Given data:
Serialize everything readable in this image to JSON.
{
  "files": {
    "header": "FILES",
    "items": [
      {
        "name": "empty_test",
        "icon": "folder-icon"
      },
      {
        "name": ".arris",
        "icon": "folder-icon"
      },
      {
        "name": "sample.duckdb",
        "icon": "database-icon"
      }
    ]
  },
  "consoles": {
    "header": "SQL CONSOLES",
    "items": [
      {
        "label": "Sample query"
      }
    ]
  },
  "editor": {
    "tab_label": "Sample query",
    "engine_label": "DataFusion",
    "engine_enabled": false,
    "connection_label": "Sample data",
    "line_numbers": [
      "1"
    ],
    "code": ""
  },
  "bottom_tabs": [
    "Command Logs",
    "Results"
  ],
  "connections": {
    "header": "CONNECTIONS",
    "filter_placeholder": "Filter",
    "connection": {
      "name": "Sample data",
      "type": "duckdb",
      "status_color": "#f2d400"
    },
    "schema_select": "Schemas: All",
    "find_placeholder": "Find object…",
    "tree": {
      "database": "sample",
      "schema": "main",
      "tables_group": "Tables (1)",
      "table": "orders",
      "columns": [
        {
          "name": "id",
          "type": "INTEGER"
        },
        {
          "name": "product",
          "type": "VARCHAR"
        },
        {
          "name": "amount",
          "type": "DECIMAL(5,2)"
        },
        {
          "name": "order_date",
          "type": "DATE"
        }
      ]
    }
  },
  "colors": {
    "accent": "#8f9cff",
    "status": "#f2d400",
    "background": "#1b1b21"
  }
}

...

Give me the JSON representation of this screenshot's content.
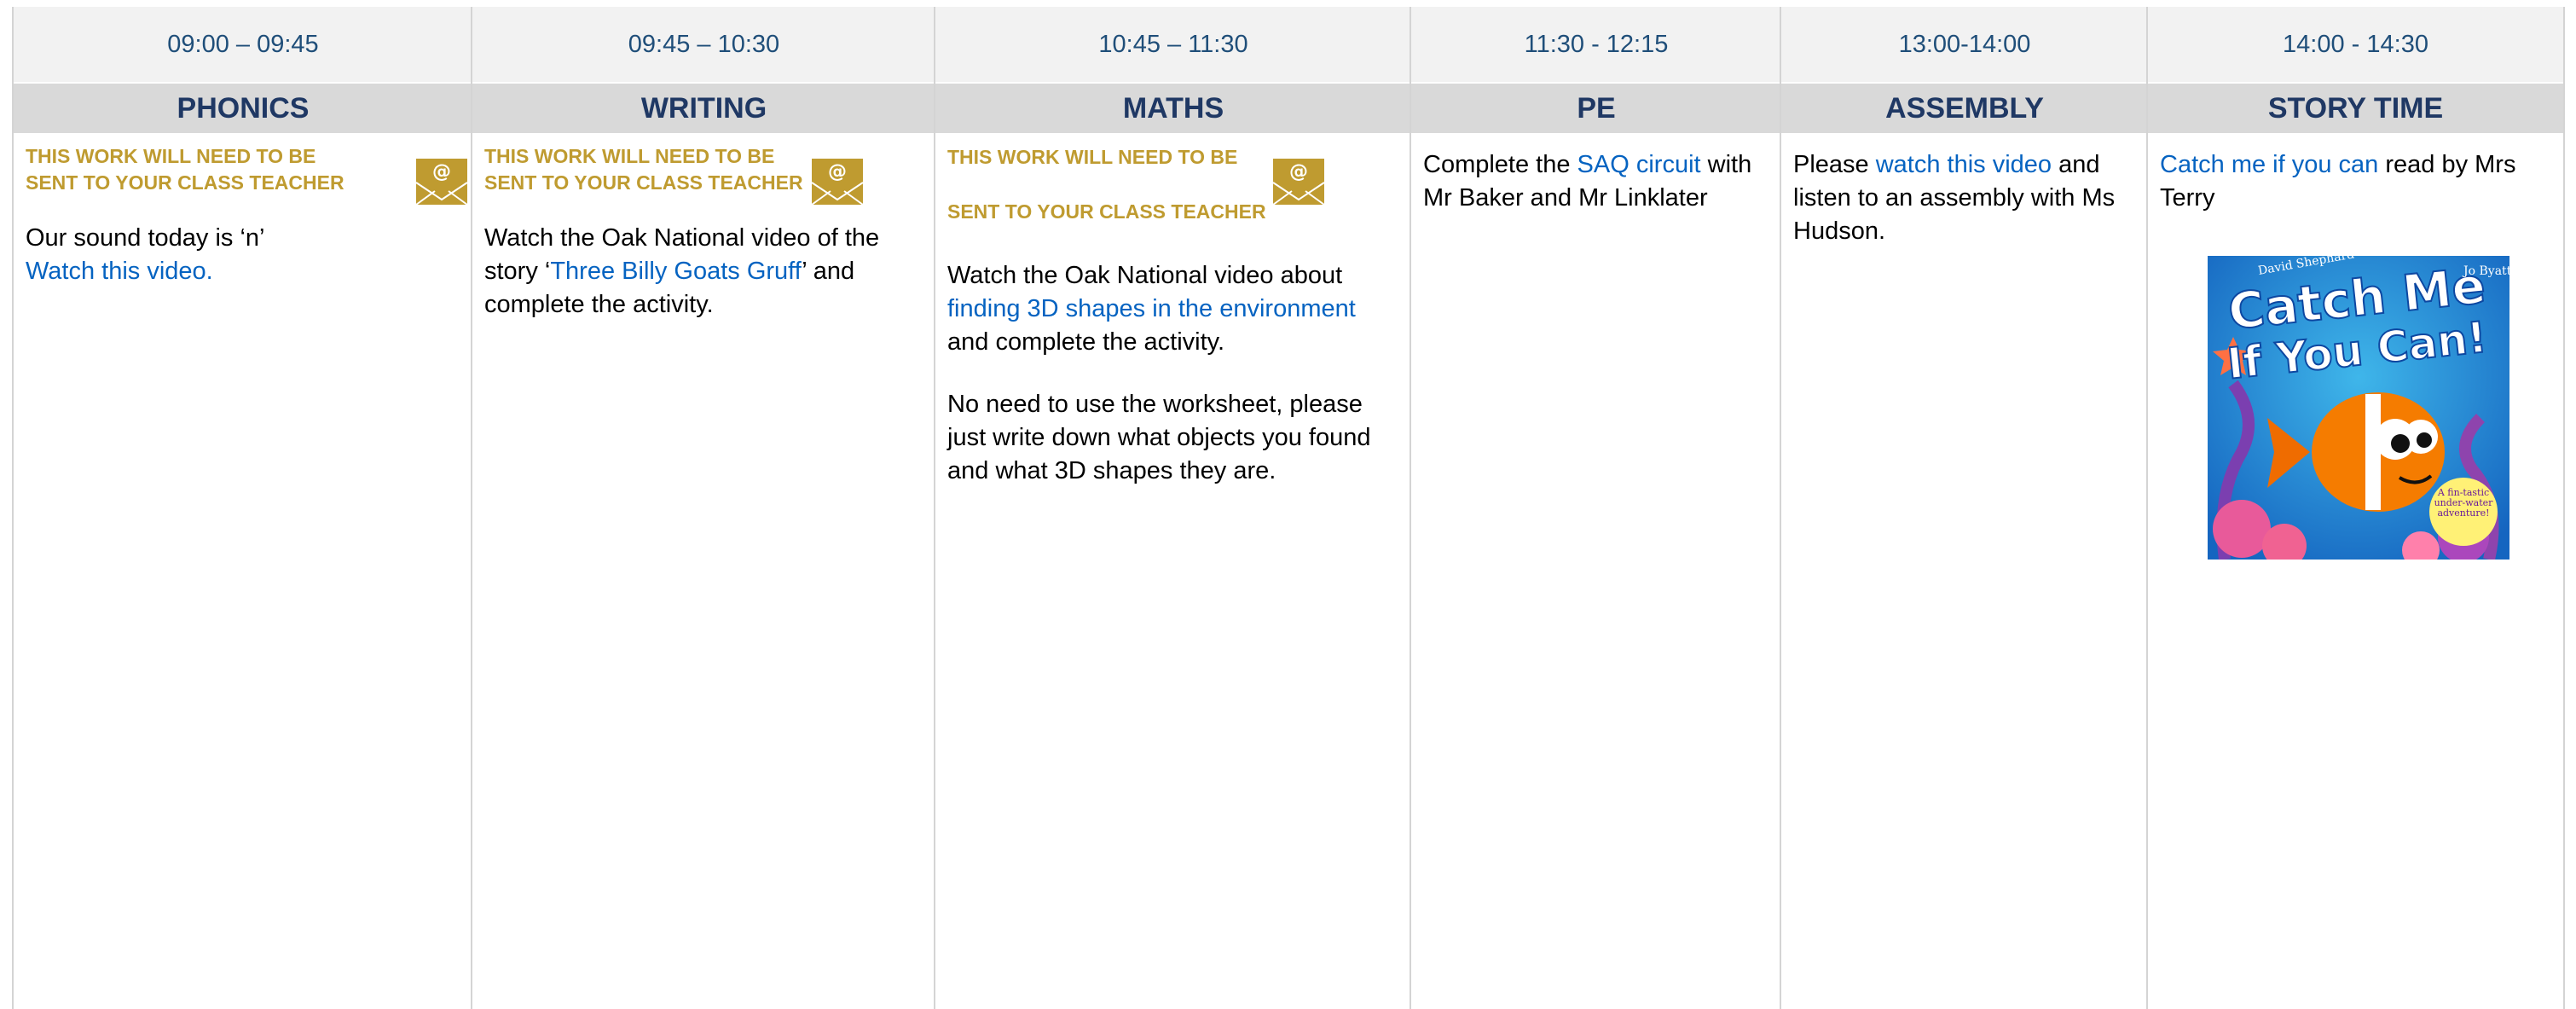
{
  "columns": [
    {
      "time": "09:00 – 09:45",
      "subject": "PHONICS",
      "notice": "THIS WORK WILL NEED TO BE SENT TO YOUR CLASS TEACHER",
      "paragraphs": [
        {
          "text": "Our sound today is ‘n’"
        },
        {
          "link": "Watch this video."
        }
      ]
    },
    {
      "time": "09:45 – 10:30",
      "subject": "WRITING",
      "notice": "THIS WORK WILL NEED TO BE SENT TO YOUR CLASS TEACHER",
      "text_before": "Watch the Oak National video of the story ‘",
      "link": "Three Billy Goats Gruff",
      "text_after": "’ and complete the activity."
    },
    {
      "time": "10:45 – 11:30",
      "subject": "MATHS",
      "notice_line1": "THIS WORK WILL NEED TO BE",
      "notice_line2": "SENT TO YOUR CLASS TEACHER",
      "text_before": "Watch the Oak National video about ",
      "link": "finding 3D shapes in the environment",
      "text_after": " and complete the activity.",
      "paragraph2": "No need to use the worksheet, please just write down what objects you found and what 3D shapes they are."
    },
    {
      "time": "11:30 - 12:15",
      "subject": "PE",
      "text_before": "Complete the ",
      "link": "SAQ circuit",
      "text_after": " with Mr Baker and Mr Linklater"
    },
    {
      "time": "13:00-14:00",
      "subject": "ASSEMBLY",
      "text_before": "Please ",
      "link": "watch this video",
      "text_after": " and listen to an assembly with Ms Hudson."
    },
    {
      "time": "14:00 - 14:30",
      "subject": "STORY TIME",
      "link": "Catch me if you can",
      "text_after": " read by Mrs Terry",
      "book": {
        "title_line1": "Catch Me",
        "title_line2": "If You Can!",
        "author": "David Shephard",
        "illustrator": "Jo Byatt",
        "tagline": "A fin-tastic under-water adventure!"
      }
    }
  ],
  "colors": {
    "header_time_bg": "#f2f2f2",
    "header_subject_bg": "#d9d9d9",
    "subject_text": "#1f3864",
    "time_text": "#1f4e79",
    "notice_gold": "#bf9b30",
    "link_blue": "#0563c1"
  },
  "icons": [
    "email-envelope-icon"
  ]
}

Problem to solve: From the listing above, collect each line in which the string "query" appears.

Solved problem:
        "label": "Sample query"
    "tab_label": "Sample query",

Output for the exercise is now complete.